**Set exercise**.
Pick out every line in the entries below that contains the string "range", with matching sensitive to case. Copy each of those lines in full.

**Data for the task**.
^^^^^^^^

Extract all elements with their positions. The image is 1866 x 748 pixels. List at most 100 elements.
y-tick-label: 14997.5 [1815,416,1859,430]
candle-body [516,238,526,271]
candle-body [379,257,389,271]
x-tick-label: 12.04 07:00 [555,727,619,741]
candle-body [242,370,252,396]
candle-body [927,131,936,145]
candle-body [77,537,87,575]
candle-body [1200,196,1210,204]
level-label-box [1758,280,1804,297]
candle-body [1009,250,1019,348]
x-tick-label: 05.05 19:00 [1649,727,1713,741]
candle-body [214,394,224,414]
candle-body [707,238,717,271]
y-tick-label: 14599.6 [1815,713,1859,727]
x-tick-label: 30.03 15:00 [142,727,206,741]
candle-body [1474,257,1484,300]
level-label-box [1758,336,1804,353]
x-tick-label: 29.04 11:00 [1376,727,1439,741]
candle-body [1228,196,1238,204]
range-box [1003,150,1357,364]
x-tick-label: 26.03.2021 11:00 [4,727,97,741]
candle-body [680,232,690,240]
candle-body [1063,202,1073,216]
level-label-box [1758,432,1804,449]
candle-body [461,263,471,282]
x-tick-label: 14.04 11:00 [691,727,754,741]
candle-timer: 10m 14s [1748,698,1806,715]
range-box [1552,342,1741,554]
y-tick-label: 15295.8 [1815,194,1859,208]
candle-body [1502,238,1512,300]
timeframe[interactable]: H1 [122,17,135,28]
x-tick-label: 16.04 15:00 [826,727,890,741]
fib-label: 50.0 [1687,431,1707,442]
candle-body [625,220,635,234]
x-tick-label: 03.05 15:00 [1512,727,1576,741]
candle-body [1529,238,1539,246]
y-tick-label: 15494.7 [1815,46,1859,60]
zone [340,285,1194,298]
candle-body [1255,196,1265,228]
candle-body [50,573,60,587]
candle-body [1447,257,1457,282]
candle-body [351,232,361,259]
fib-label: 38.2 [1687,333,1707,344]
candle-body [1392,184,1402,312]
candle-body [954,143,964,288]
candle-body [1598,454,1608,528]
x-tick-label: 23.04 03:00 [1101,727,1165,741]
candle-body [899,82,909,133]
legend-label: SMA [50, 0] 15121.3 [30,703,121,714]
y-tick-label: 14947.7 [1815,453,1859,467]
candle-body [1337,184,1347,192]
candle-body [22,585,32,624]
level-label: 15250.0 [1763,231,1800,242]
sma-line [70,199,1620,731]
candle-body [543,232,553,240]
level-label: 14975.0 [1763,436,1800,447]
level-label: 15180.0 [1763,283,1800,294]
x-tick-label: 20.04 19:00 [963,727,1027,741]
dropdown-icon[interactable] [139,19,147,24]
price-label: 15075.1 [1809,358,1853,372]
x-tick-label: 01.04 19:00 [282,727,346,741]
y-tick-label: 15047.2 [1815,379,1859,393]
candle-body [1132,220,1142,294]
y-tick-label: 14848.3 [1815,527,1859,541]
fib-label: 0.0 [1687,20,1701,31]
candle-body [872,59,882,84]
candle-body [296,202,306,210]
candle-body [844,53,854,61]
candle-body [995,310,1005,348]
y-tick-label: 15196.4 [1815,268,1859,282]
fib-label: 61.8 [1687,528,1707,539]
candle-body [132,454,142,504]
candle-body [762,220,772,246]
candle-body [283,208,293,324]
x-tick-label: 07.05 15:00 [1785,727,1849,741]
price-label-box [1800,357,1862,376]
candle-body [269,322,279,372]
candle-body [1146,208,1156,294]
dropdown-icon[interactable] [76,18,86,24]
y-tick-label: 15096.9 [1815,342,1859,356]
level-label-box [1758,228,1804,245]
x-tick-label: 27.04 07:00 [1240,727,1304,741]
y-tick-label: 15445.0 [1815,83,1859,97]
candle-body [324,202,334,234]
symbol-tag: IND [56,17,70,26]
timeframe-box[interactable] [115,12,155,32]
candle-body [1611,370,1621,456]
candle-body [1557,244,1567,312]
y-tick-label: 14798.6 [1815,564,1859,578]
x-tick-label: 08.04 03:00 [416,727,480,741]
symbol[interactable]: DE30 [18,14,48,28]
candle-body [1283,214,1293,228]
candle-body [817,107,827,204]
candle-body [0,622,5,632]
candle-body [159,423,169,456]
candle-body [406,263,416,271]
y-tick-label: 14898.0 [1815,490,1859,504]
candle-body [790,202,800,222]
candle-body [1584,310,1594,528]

^^^^^^^^

**Task output**.
range-box [1003,150,1357,364]
range-box [1552,342,1741,554]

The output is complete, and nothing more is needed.